▸ **DIRECTION**: Reproduce verbatim the lines beginning with the line that contains "identify all the" and ending with the line that contains "y-axis-tick (98, 196, 107, 200)", including both of those lines.

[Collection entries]
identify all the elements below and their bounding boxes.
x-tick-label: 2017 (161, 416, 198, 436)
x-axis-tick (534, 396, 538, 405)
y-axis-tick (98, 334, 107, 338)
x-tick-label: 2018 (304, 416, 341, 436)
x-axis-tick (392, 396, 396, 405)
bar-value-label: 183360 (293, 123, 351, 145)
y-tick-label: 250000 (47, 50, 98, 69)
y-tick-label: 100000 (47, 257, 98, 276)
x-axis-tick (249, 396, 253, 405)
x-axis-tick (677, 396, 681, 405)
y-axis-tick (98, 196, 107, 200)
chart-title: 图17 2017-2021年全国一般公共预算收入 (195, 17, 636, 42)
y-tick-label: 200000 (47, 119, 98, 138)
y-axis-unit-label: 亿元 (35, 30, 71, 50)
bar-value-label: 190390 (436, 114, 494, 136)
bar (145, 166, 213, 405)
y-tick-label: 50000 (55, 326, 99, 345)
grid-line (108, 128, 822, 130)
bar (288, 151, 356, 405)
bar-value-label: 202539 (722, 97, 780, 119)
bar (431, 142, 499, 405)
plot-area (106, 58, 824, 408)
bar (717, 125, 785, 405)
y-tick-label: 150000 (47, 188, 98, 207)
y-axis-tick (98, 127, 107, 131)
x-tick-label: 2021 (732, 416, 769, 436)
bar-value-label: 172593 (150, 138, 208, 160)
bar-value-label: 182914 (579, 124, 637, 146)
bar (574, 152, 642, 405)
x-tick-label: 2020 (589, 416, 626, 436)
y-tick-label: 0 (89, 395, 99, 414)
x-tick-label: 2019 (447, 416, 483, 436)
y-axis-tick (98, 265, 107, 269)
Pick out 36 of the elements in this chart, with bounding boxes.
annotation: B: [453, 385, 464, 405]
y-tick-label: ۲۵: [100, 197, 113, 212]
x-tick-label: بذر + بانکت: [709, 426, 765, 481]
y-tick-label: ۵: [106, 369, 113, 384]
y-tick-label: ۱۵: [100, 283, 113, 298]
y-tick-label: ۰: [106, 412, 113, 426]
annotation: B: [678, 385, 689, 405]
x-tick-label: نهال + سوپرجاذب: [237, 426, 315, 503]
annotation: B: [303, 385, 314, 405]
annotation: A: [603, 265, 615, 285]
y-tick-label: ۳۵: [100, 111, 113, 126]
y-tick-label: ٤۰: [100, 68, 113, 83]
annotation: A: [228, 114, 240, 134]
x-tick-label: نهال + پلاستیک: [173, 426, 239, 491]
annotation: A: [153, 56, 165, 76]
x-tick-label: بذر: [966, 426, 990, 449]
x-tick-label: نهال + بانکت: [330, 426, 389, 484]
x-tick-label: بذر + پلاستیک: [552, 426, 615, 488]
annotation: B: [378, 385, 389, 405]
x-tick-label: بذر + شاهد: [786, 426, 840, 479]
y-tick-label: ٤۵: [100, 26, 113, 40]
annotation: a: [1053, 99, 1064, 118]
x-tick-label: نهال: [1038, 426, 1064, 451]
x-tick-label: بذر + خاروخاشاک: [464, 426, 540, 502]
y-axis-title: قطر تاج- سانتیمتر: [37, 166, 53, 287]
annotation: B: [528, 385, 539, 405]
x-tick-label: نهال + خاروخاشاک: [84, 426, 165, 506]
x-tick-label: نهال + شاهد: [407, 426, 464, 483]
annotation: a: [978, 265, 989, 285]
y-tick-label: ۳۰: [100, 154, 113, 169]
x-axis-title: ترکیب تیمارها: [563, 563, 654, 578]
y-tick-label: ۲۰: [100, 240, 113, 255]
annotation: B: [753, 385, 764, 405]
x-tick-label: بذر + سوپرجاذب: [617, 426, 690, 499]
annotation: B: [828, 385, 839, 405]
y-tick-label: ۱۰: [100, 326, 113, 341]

--

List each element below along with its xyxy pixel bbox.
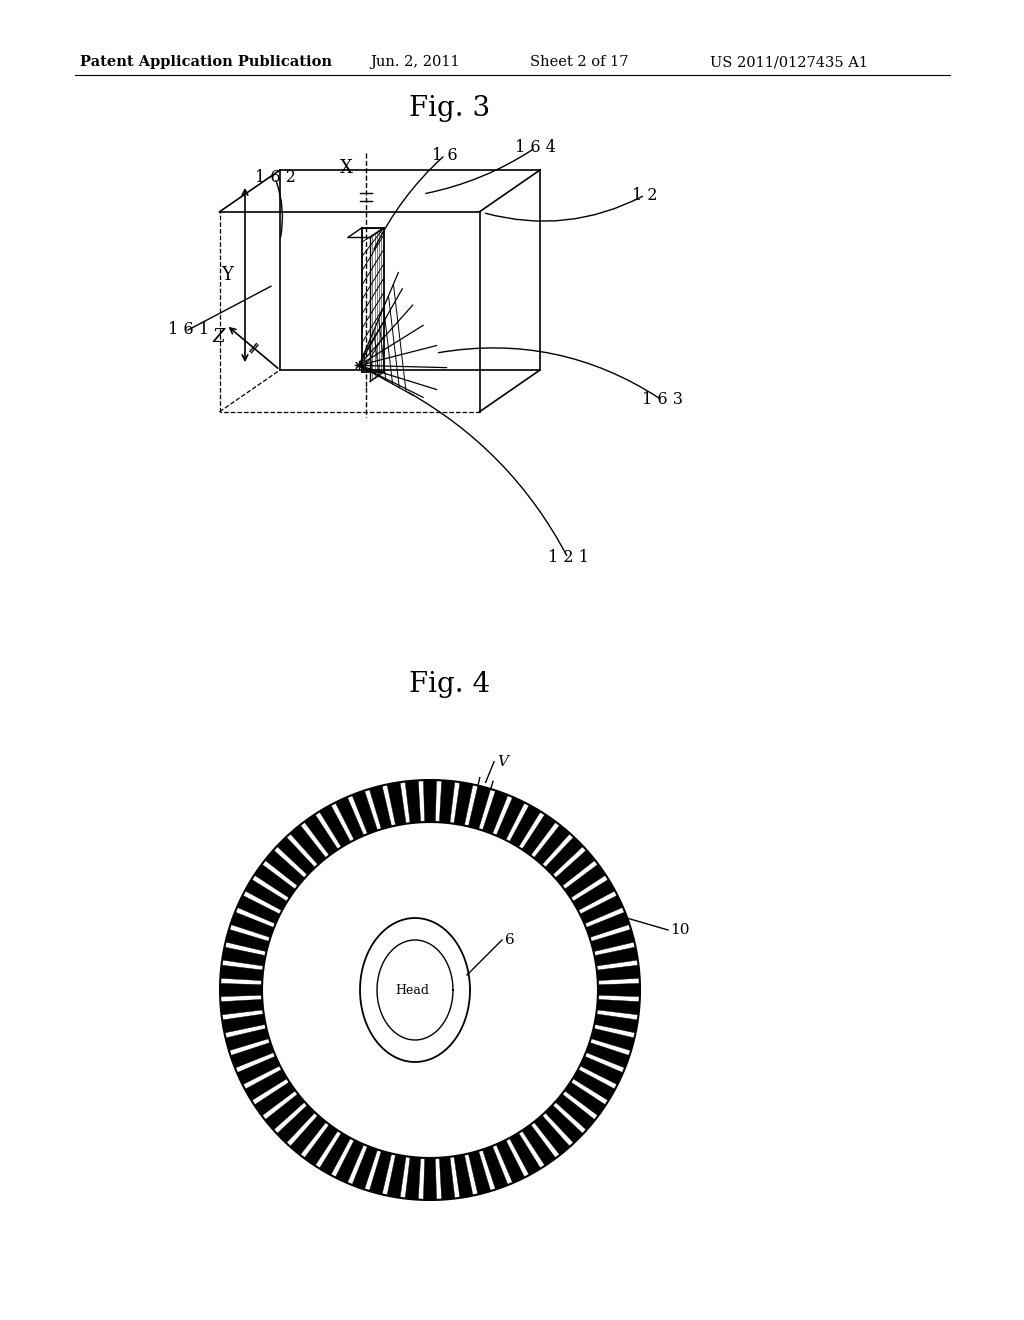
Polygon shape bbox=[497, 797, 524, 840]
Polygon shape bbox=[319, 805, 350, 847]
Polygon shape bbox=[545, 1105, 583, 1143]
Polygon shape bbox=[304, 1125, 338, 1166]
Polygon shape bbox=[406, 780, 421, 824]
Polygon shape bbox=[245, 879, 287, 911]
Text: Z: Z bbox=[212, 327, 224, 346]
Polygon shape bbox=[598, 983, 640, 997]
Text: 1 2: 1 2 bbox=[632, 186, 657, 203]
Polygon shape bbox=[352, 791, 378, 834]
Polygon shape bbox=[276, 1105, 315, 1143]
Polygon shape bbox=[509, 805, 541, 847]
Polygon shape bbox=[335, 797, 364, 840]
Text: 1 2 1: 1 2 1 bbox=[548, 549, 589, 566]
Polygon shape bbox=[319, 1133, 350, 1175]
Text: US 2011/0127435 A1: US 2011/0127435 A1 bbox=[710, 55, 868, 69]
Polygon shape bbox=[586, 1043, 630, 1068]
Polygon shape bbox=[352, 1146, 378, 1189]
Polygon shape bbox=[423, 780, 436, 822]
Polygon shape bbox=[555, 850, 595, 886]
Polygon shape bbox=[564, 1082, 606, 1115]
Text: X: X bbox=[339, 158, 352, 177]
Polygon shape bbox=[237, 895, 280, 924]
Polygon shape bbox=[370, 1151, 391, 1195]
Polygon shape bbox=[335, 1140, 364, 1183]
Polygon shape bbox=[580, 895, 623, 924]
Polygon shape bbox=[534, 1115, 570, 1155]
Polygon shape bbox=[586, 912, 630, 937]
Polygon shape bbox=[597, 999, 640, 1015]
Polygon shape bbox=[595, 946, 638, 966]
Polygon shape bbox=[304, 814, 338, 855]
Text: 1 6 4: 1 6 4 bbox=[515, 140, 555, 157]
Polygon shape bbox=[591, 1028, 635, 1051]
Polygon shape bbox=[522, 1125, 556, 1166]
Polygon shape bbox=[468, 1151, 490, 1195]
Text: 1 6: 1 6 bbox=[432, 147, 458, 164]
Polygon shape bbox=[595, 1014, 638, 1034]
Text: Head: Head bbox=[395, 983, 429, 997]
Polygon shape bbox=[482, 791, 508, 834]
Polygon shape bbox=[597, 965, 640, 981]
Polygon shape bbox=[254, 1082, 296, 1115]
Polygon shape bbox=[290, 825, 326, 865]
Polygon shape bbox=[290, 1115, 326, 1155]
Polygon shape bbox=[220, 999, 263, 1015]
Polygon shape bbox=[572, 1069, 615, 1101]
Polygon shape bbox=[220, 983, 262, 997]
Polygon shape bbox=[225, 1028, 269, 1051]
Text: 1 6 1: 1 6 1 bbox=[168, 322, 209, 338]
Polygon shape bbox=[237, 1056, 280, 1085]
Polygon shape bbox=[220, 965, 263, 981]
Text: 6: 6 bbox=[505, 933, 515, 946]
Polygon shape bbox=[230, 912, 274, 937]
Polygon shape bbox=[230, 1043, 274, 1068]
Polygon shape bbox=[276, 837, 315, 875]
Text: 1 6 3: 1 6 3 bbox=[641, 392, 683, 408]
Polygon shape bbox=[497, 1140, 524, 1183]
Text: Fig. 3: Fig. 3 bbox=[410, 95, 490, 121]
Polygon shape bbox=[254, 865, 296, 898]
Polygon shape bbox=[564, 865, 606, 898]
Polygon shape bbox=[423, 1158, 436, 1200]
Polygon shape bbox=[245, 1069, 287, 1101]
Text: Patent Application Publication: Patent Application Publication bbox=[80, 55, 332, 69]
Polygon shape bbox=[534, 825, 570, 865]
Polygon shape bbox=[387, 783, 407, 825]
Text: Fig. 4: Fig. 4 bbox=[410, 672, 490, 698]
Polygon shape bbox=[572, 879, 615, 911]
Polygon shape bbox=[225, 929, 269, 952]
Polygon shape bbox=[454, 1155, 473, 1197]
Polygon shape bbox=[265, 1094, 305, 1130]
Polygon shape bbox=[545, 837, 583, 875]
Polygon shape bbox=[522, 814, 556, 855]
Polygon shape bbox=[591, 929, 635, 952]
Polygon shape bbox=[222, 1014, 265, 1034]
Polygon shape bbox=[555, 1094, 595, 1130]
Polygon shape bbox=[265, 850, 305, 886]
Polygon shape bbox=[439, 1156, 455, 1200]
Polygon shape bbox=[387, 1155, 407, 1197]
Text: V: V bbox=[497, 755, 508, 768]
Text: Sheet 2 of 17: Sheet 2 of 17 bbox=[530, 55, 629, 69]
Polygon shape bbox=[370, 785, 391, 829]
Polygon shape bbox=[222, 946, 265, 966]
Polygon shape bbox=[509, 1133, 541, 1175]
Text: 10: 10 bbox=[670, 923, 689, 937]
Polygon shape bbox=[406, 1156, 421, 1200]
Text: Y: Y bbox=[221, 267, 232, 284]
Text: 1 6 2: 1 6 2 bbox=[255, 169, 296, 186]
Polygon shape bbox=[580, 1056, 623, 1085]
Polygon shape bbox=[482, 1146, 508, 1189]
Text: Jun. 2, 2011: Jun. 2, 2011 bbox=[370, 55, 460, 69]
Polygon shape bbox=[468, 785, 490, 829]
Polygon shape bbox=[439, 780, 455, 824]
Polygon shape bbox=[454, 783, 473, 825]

▸ **ANSWER TO THIS PROBLEM**:
identify all the elements below and their bounding boxes.
x-tick-label: 2017 (161, 416, 198, 436)
x-axis-tick (534, 396, 538, 405)
y-axis-tick (98, 334, 107, 338)
x-tick-label: 2018 (304, 416, 341, 436)
x-axis-tick (392, 396, 396, 405)
bar-value-label: 183360 (293, 123, 351, 145)
y-tick-label: 250000 (47, 50, 98, 69)
y-tick-label: 100000 (47, 257, 98, 276)
x-axis-tick (249, 396, 253, 405)
x-axis-tick (677, 396, 681, 405)
y-axis-tick (98, 196, 107, 200)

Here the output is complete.